> [GOAL]
Gather up the lines with the word "header" in them.

··········

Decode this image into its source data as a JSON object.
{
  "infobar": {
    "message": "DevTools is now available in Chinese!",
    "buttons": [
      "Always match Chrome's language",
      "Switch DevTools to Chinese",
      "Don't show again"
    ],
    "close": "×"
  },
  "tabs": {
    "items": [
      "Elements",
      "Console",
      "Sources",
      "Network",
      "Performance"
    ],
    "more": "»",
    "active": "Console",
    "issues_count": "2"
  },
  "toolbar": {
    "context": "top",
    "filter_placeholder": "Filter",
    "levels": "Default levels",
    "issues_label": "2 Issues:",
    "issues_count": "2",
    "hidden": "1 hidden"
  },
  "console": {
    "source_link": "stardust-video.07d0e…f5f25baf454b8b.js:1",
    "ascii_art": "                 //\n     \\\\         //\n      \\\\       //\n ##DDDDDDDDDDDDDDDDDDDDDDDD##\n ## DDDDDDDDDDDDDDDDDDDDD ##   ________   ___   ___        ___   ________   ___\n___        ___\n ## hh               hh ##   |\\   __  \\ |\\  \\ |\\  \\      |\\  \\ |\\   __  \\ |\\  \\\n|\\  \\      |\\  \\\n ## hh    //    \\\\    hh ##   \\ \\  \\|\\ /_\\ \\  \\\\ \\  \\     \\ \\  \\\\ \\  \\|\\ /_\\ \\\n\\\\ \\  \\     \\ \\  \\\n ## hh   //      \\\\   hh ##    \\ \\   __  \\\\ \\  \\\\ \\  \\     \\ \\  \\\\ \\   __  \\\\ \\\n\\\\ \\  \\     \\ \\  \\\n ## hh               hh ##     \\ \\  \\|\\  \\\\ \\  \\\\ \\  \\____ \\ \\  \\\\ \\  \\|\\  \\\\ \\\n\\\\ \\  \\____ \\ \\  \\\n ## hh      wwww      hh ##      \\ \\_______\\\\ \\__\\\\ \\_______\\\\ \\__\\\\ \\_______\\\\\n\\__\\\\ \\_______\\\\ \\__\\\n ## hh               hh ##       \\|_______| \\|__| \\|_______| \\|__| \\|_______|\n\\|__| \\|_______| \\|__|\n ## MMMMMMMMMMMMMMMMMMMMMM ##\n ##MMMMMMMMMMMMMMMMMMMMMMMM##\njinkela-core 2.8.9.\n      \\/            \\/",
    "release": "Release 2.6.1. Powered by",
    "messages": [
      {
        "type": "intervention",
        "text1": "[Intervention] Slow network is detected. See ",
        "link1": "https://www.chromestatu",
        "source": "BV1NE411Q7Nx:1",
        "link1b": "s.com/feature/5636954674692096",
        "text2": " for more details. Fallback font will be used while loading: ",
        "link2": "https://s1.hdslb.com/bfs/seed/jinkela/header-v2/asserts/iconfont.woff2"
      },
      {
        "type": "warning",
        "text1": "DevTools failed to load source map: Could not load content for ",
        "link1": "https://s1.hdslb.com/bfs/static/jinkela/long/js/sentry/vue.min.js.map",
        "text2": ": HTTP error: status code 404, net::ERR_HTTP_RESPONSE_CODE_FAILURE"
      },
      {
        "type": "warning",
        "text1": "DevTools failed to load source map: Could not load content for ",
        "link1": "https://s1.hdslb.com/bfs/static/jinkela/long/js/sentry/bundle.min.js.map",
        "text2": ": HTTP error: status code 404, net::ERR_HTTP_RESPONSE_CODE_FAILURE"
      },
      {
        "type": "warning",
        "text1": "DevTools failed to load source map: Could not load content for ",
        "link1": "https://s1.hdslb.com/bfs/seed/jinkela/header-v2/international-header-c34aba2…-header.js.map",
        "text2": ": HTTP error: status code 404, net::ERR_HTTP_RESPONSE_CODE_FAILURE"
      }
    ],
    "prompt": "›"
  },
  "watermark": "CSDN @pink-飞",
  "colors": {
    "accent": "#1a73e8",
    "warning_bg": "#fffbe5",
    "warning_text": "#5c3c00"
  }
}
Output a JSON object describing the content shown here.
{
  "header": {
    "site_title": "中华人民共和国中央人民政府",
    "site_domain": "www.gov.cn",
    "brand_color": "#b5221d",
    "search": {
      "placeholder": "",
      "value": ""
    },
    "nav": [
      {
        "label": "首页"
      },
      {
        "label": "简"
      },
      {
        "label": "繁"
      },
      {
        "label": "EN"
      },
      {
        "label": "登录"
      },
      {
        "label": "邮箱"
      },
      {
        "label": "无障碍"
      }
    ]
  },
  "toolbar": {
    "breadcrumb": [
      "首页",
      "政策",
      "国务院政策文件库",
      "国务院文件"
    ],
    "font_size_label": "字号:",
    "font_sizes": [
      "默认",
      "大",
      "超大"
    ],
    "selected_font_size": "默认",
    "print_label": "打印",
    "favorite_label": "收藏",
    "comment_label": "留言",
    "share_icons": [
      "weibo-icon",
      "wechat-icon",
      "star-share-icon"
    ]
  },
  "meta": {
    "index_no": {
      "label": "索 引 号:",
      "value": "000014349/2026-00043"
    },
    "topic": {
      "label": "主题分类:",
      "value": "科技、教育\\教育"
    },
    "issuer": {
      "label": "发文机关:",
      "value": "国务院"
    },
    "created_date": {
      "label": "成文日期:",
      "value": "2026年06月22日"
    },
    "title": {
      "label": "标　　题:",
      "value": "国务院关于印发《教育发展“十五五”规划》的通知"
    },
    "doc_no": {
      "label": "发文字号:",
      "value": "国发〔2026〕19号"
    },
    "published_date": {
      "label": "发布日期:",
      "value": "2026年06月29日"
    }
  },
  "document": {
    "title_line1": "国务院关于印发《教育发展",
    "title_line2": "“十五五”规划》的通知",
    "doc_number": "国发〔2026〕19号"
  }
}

··········

> [TASK SOLUTION]
        "link2": "https://s1.hdslb.com/bfs/seed/jinkela/header-v2/asserts/iconfont.woff2"
        "link1": "https://s1.hdslb.com/bfs/seed/jinkela/header-v2/international-header-c34aba2…-header.js.map",
  "header": {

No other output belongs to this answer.